-- Excerpts from a figure dataset --
******************************
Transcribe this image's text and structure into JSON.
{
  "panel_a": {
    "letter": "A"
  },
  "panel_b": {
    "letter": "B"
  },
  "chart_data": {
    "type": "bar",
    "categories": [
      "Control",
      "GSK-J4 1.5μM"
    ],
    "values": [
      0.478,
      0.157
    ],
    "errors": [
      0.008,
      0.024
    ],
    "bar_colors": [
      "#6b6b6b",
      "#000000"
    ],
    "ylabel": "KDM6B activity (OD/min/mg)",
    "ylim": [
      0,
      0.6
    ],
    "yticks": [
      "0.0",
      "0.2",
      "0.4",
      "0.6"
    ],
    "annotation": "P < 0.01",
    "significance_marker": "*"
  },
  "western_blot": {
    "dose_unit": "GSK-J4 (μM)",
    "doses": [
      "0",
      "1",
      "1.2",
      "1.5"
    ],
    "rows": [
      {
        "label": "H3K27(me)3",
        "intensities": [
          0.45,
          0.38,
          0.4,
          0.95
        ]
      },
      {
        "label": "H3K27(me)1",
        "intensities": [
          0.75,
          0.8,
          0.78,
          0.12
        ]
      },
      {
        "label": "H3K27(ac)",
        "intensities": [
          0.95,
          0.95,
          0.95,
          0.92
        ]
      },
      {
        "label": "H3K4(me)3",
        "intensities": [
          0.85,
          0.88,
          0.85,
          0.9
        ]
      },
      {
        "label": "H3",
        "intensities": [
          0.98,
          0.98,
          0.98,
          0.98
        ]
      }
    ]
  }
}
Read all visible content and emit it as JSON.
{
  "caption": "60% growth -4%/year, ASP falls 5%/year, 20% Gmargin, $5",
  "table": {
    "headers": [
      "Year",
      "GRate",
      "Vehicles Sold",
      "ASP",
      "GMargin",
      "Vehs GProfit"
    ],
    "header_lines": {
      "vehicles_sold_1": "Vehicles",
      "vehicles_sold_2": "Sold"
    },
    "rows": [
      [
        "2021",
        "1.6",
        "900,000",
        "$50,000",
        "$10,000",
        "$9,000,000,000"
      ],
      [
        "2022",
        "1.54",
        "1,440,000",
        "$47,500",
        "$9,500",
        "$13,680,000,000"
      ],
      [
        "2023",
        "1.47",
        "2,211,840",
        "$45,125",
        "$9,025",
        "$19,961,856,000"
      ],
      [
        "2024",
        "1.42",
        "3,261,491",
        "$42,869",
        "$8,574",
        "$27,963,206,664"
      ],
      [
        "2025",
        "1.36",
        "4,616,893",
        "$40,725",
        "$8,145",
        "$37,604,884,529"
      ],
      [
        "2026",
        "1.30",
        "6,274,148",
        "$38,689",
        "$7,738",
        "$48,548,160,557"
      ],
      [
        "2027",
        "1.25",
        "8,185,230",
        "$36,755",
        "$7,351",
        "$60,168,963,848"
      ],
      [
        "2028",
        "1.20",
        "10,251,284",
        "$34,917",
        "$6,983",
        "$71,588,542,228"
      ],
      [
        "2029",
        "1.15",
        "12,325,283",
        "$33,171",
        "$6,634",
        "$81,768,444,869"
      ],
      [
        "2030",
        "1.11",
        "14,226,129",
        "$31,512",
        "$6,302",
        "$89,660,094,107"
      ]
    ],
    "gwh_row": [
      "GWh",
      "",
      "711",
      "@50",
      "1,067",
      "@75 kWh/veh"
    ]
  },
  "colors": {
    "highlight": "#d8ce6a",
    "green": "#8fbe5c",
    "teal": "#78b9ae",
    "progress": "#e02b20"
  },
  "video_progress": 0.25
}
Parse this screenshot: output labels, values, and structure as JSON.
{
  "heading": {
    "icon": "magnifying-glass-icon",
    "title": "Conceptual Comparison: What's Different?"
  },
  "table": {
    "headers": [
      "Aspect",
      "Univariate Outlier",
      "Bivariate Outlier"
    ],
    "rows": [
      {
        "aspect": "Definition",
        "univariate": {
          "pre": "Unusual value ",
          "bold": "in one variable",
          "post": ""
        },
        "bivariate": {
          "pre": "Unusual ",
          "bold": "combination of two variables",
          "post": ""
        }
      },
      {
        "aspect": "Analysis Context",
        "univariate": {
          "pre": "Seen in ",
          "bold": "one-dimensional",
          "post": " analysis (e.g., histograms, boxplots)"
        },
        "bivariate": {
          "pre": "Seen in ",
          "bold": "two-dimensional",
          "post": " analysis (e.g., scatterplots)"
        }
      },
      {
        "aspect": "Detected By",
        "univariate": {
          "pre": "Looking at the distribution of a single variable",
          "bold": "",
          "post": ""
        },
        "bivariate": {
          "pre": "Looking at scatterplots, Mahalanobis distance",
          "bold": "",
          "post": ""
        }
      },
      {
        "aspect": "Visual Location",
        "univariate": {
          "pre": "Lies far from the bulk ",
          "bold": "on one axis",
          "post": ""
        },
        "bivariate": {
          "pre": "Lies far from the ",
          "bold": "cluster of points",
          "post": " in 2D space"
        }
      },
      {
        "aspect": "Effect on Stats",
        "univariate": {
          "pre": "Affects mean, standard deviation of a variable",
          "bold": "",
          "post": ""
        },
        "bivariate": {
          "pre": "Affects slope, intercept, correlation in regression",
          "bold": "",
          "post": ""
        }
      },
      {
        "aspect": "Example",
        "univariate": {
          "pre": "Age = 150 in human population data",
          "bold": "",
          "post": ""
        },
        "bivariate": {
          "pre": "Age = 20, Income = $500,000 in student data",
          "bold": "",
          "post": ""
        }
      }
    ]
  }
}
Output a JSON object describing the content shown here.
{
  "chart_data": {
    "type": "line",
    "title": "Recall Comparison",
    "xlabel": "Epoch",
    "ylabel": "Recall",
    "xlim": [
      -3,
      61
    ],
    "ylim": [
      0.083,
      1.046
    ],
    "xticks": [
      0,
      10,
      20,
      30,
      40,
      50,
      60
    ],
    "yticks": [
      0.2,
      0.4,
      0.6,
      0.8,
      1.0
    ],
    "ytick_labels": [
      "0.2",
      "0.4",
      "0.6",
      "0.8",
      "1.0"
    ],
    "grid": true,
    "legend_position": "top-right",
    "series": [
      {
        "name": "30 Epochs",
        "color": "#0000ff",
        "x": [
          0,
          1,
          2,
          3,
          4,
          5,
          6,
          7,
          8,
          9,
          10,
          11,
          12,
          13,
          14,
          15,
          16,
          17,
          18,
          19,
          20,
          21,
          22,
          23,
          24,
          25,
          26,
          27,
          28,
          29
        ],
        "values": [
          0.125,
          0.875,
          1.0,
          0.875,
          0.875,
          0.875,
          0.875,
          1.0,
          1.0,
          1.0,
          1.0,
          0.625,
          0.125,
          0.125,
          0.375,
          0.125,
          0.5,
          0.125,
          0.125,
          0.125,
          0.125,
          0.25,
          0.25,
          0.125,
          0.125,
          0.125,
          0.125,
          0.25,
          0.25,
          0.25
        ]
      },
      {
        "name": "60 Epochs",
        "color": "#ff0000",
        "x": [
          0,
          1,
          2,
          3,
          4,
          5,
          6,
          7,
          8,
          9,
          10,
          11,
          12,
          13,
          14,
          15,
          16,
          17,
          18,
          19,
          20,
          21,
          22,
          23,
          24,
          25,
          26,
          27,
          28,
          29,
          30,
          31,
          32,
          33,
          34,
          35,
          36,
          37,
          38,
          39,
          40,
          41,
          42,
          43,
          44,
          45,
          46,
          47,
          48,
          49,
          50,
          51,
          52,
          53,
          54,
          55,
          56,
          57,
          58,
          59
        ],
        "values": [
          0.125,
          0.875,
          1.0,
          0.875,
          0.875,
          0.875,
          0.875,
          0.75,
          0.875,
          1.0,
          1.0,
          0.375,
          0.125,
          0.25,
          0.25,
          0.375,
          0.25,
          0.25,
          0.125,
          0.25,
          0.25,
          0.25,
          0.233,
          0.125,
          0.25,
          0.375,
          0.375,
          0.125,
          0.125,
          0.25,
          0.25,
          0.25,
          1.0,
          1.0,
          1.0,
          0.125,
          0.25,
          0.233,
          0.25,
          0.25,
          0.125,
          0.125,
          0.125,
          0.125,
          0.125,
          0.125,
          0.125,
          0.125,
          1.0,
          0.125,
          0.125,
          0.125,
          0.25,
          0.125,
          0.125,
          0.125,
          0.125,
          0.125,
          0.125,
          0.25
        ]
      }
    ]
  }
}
******************************
-- Exercise aim --
Search the data for "Looking" and list every line in which it occurs.

-- Result of this task --
          "pre": "Looking at the distribution of a single variable",
          "pre": "Looking at scatterplots, Mahalanobis distance",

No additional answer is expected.